» **Requirement**
Wherever a line in the data below holds "Discharge", copy that line.

» **Material for this exercise**
## begin

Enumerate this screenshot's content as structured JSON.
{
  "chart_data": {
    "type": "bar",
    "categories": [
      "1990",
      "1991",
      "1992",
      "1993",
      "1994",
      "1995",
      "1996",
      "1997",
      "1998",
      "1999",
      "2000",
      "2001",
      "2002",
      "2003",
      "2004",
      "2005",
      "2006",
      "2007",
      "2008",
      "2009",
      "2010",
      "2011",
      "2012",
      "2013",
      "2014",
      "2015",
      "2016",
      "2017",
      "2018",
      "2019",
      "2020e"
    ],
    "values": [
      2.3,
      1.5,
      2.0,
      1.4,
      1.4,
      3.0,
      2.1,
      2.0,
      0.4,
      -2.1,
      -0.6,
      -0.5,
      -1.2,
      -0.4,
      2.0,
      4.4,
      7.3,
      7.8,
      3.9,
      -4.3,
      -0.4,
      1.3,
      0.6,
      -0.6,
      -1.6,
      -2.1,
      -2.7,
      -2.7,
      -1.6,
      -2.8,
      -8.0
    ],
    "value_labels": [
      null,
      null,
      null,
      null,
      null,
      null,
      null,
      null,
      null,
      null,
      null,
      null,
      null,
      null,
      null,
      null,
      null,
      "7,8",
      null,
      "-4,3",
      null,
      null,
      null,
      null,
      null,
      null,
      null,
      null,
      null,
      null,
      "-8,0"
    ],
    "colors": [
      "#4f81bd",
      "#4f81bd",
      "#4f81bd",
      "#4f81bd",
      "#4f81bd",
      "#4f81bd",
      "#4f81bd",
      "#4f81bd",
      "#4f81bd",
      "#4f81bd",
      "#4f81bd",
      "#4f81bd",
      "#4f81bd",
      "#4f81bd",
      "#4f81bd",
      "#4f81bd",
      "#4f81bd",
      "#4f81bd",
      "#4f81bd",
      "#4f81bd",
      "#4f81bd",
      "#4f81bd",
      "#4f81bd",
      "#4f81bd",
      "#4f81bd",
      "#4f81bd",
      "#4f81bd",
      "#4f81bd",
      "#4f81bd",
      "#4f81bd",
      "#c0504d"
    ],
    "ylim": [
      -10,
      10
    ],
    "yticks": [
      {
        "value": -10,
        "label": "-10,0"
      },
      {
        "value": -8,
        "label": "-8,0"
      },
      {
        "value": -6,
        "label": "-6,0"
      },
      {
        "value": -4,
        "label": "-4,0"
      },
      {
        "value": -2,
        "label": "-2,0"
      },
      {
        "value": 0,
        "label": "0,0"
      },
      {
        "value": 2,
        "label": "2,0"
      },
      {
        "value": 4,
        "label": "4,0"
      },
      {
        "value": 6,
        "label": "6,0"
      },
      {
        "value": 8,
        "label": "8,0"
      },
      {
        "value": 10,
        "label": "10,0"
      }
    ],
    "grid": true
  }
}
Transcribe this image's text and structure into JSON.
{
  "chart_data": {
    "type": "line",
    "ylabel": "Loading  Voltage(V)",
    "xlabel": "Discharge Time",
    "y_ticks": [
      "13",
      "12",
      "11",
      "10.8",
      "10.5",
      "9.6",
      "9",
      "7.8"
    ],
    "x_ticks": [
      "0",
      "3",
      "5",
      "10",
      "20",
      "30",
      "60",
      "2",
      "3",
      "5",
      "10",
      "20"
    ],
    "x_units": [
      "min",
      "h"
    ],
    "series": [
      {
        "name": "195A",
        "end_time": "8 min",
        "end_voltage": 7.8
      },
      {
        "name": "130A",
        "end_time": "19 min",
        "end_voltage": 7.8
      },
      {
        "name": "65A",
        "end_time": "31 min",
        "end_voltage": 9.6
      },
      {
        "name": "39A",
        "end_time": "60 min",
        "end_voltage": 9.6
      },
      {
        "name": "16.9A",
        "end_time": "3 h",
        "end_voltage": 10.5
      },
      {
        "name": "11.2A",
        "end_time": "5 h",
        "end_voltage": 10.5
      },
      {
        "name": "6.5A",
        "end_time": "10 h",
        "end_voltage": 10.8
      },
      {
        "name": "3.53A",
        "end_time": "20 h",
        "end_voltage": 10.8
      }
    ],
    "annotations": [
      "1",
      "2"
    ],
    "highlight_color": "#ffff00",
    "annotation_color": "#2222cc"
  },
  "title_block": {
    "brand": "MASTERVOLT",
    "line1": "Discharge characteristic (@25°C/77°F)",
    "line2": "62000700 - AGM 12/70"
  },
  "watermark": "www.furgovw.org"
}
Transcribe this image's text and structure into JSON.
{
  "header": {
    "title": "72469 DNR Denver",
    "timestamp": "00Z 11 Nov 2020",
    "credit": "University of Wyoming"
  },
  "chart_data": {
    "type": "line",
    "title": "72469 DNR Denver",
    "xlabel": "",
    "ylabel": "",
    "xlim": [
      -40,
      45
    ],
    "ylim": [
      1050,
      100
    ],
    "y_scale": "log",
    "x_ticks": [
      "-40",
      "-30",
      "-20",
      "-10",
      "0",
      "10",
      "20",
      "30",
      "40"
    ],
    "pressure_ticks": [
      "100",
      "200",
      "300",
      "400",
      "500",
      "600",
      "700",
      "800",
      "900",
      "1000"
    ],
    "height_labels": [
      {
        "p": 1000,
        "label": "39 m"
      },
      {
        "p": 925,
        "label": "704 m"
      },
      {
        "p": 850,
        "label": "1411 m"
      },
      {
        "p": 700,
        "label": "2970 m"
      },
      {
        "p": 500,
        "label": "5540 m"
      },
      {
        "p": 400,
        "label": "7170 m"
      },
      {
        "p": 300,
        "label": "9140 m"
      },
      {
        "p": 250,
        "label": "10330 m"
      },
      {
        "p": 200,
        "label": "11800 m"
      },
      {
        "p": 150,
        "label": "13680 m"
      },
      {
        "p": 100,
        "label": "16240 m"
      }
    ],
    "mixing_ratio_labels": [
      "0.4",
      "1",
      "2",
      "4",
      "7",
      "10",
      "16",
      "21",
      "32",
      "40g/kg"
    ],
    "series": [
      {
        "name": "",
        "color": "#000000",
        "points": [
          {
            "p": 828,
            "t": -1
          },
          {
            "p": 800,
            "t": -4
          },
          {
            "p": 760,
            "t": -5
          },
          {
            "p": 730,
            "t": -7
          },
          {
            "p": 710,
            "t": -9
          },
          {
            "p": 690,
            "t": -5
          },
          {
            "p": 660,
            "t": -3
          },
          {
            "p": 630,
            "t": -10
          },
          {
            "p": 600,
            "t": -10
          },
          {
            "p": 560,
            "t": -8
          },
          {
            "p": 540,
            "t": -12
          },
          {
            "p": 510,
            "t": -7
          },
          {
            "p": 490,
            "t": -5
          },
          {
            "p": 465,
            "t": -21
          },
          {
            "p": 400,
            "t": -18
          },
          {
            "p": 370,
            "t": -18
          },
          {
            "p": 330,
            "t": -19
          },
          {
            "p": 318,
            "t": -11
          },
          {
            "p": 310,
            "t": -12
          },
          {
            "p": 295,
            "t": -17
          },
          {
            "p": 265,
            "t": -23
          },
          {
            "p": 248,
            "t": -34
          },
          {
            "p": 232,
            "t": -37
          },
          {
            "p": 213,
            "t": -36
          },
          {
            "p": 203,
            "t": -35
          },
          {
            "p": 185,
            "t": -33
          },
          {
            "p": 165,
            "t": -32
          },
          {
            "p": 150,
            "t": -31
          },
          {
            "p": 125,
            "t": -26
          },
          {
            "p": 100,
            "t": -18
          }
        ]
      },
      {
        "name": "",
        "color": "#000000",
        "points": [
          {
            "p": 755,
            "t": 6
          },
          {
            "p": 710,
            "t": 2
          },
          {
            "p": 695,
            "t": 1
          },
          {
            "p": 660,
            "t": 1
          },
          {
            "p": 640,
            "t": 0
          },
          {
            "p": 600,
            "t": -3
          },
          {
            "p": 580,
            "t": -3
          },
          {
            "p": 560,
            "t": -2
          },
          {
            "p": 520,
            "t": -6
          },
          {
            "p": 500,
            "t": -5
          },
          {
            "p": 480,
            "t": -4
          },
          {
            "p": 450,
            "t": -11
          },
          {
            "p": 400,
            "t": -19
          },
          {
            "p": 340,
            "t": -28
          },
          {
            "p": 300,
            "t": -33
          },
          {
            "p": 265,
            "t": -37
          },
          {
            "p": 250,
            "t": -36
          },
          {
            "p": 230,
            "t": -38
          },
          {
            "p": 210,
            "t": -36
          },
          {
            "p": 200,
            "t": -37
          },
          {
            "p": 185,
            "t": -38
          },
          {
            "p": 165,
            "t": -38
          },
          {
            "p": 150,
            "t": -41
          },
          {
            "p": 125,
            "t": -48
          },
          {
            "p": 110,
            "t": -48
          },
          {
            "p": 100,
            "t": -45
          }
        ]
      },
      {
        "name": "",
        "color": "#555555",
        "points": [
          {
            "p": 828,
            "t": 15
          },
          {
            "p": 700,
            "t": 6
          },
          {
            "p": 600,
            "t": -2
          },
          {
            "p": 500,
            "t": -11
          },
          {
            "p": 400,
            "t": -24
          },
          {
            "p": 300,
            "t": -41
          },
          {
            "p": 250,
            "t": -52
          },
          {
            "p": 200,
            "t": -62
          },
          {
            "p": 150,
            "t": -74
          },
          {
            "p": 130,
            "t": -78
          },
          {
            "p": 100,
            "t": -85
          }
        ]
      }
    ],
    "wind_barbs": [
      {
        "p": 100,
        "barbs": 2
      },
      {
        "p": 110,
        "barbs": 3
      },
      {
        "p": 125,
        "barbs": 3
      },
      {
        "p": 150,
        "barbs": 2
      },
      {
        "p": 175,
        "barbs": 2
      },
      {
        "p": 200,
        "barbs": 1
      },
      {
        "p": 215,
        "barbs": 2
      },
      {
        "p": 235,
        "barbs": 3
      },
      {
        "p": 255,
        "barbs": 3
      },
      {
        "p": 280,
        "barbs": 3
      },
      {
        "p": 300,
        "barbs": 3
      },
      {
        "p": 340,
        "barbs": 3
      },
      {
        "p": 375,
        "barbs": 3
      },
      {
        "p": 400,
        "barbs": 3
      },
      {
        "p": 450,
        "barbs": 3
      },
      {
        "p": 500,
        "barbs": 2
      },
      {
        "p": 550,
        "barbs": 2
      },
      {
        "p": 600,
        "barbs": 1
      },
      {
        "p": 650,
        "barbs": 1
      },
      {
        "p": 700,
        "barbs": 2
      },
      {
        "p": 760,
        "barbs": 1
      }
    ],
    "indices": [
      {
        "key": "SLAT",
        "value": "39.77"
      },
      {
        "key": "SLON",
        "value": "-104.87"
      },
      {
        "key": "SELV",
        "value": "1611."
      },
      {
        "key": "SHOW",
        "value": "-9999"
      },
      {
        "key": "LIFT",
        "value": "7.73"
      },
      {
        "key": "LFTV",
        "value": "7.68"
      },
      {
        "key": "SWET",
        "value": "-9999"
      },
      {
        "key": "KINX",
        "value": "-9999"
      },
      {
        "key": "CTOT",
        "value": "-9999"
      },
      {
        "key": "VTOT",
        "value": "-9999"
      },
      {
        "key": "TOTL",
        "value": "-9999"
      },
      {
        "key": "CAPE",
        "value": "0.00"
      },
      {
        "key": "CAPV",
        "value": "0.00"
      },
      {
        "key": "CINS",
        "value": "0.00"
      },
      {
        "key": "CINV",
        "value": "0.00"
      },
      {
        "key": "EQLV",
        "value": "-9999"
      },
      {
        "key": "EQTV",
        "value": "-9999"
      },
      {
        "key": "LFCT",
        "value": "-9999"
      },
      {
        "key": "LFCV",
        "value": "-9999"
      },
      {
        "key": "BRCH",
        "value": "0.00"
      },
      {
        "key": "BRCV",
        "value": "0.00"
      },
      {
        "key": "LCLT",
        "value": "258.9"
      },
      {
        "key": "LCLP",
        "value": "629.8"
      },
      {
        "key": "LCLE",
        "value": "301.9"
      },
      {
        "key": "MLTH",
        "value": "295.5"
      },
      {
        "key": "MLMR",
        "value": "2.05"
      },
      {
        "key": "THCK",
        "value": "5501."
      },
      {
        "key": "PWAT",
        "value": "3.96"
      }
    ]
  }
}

## end

» **Exercise result**
    "xlabel": "Discharge Time",
    "line1": "Discharge characteristic (@25°C/77°F)",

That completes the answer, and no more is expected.